Exercise —
Gather up every line that includes the string "temperaturo".
■ ■ ■
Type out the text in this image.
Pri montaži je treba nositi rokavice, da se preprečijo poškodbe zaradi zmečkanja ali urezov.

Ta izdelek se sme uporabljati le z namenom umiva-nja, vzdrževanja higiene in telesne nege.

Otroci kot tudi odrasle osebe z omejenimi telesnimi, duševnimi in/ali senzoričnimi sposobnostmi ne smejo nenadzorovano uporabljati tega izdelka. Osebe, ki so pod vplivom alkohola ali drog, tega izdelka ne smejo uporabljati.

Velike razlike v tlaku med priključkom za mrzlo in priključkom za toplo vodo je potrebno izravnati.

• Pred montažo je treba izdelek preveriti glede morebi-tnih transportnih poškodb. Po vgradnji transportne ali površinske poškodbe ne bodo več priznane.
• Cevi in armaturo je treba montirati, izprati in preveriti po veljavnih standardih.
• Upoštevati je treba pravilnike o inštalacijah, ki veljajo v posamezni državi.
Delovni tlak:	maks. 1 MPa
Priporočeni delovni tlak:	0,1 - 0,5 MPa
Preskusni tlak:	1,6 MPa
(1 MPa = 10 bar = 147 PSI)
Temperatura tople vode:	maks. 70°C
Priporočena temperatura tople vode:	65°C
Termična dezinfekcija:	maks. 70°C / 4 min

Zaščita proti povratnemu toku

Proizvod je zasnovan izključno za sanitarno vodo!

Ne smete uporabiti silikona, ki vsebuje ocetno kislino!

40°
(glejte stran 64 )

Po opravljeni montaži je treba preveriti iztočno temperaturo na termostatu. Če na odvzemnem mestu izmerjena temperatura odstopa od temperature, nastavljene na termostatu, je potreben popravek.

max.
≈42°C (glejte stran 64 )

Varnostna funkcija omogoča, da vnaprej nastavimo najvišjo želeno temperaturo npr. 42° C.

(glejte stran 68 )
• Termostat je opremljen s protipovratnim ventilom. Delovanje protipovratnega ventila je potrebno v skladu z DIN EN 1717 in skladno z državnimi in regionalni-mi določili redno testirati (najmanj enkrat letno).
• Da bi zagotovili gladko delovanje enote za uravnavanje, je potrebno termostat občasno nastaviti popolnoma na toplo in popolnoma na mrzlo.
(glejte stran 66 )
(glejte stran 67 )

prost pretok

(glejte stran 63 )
■ ■ ■
Response below —
Po opravljeni montaži je treba preveriti iztočno temperaturo na termostatu. Če na odvzemnem mestu izmerjena temperatura odstopa od temperature, nastavljene na termostatu, je potreben popravek.
Varnostna funkcija omogoča, da vnaprej nastavimo najvišjo želeno temperaturo npr. 42° C.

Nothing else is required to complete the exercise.